→ Work to do: Beginning at the line that contains "Give me a plain-text" and ending at the last line of the entries, write out each line exactly; include nothing outside that span.

###

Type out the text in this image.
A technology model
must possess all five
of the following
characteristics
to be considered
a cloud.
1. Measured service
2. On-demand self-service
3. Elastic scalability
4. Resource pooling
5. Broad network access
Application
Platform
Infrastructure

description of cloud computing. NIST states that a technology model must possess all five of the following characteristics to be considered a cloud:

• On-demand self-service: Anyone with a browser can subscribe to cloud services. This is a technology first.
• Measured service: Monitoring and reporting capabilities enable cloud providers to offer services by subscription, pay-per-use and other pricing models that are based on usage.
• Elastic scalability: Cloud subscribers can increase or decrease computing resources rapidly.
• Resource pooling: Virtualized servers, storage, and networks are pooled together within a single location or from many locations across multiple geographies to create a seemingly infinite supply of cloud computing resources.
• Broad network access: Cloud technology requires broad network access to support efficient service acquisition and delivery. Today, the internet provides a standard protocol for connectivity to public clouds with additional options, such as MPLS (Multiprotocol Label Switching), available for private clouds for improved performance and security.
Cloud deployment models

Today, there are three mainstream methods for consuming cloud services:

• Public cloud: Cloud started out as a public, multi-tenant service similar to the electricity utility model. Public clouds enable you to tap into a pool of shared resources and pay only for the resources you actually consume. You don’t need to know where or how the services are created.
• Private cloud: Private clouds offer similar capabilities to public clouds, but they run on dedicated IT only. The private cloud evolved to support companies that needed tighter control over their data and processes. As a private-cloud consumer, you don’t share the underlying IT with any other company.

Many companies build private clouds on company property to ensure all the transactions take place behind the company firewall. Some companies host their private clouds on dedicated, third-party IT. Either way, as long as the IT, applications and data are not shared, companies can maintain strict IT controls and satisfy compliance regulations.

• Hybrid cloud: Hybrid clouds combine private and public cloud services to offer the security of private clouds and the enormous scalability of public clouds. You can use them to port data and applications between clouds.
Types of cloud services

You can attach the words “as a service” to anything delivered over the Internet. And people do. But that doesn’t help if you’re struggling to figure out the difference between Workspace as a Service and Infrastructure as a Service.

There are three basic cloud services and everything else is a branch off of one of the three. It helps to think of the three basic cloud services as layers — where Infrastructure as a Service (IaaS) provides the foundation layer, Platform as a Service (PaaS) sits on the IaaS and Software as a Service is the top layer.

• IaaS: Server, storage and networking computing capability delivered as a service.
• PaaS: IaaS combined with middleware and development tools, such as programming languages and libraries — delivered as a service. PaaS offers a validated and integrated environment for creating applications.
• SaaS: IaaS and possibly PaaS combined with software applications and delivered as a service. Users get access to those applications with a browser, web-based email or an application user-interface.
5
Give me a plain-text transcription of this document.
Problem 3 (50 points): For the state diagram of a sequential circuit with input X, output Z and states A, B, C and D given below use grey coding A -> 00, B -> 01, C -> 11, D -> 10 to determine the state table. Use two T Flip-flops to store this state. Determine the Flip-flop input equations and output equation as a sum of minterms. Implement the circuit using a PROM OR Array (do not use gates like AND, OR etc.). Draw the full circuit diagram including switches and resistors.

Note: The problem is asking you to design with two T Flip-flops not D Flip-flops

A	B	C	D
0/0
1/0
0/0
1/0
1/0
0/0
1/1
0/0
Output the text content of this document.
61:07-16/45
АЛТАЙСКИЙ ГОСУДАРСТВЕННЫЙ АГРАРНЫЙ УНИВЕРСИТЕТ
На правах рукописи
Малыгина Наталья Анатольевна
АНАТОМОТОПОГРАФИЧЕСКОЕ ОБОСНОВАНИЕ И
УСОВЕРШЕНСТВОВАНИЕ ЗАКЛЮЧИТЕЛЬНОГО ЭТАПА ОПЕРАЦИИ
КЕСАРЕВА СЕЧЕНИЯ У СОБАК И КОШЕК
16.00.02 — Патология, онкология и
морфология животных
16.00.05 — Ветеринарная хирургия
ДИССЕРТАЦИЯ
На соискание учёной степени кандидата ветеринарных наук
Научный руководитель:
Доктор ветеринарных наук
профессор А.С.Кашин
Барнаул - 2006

###

→ Reply to the task:
Give me a plain-text transcription of this document.
Problem 3 (50 points): For the state diagram of a sequential circuit with input X, output Z and states A, B, C and D given below use grey coding A -> 00, B -> 01, C -> 11, D -> 10 to determine the state table. Use two T Flip-flops to store this state. Determine the Flip-flop input equations and output equation as a sum of minterms. Implement the circuit using a PROM OR Array (do not use gates like AND, OR etc.). Draw the full circuit diagram including switches and resistors.

Note: The problem is asking you to design with two T Flip-flops not D Flip-flops

A	B	C	D
0/0
1/0
0/0
1/0
1/0
0/0
1/1
0/0
Output the text content of this document.
61:07-16/45
АЛТАЙСКИЙ ГОСУДАРСТВЕННЫЙ АГРАРНЫЙ УНИВЕРСИТЕТ
На правах рукописи
Малыгина Наталья Анатольевна
АНАТОМОТОПОГРАФИЧЕСКОЕ ОБОСНОВАНИЕ И
УСОВЕРШЕНСТВОВАНИЕ ЗАКЛЮЧИТЕЛЬНОГО ЭТАПА ОПЕРАЦИИ
КЕСАРЕВА СЕЧЕНИЯ У СОБАК И КОШЕК
16.00.02 — Патология, онкология и
морфология животных
16.00.05 — Ветеринарная хирургия
ДИССЕРТАЦИЯ
На соискание учёной степени кандидата ветеринарных наук
Научный руководитель:
Доктор ветеринарных наук
профессор А.С.Кашин
Барнаул - 2006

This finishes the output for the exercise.